-- Start --

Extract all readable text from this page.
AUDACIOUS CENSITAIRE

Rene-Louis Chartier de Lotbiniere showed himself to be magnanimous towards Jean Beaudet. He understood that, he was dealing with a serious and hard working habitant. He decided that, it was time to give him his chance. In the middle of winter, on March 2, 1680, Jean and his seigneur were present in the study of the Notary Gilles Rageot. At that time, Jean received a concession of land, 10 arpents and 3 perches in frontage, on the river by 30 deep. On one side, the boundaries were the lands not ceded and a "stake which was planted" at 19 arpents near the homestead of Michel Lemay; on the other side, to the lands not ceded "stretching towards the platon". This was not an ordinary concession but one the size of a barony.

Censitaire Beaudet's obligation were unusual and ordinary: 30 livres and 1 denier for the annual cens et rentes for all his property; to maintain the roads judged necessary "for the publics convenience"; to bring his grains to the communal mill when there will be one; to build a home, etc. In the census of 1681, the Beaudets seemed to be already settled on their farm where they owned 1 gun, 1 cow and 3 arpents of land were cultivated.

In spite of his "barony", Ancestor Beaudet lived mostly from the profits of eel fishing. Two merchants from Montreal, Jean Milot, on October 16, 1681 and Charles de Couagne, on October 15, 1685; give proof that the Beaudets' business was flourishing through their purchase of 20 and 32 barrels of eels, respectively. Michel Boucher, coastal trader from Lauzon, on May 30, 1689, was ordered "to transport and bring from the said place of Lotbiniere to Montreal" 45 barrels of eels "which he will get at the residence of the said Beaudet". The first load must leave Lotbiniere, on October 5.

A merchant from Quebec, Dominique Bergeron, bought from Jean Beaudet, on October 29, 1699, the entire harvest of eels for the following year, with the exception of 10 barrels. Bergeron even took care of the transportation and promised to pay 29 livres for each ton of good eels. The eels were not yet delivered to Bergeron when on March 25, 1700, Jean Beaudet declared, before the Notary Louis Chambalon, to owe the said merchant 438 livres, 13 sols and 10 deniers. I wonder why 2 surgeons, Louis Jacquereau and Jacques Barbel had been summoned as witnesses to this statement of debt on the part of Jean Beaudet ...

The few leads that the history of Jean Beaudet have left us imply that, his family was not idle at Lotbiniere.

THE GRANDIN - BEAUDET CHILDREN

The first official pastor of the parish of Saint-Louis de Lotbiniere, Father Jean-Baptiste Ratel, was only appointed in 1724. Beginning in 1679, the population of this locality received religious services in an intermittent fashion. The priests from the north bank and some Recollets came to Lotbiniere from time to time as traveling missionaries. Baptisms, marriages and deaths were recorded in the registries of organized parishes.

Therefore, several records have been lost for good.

-- End --

## WRITTEN INSTRUCTION
Repeat all entries. Match them exactly.

## FINAL RESULT
Extract all readable text from this page.
AUDACIOUS CENSITAIRE

Rene-Louis Chartier de Lotbiniere showed himself to be magnanimous towards Jean Beaudet. He understood that, he was dealing with a serious and hard working habitant. He decided that, it was time to give him his chance. In the middle of winter, on March 2, 1680, Jean and his seigneur were present in the study of the Notary Gilles Rageot. At that time, Jean received a concession of land, 10 arpents and 3 perches in frontage, on the river by 30 deep. On one side, the boundaries were the lands not ceded and a "stake which was planted" at 19 arpents near the homestead of Michel Lemay; on the other side, to the lands not ceded "stretching towards the platon". This was not an ordinary concession but one the size of a barony.

Censitaire Beaudet's obligation were unusual and ordinary: 30 livres and 1 denier for the annual cens et rentes for all his property; to maintain the roads judged necessary "for the publics convenience"; to bring his grains to the communal mill when there will be one; to build a home, etc. In the census of 1681, the Beaudets seemed to be already settled on their farm where they owned 1 gun, 1 cow and 3 arpents of land were cultivated.

In spite of his "barony", Ancestor Beaudet lived mostly from the profits of eel fishing. Two merchants from Montreal, Jean Milot, on October 16, 1681 and Charles de Couagne, on October 15, 1685; give proof that the Beaudets' business was flourishing through their purchase of 20 and 32 barrels of eels, respectively. Michel Boucher, coastal trader from Lauzon, on May 30, 1689, was ordered "to transport and bring from the said place of Lotbiniere to Montreal" 45 barrels of eels "which he will get at the residence of the said Beaudet". The first load must leave Lotbiniere, on October 5.

A merchant from Quebec, Dominique Bergeron, bought from Jean Beaudet, on October 29, 1699, the entire harvest of eels for the following year, with the exception of 10 barrels. Bergeron even took care of the transportation and promised to pay 29 livres for each ton of good eels. The eels were not yet delivered to Bergeron when on March 25, 1700, Jean Beaudet declared, before the Notary Louis Chambalon, to owe the said merchant 438 livres, 13 sols and 10 deniers. I wonder why 2 surgeons, Louis Jacquereau and Jacques Barbel had been summoned as witnesses to this statement of debt on the part of Jean Beaudet ...

The few leads that the history of Jean Beaudet have left us imply that, his family was not idle at Lotbiniere.

THE GRANDIN - BEAUDET CHILDREN

The first official pastor of the parish of Saint-Louis de Lotbiniere, Father Jean-Baptiste Ratel, was only appointed in 1724. Beginning in 1679, the population of this locality received religious services in an intermittent fashion. The priests from the north bank and some Recollets came to Lotbiniere from time to time as traveling missionaries. Baptisms, marriages and deaths were recorded in the registries of organized parishes.

Therefore, several records have been lost for good.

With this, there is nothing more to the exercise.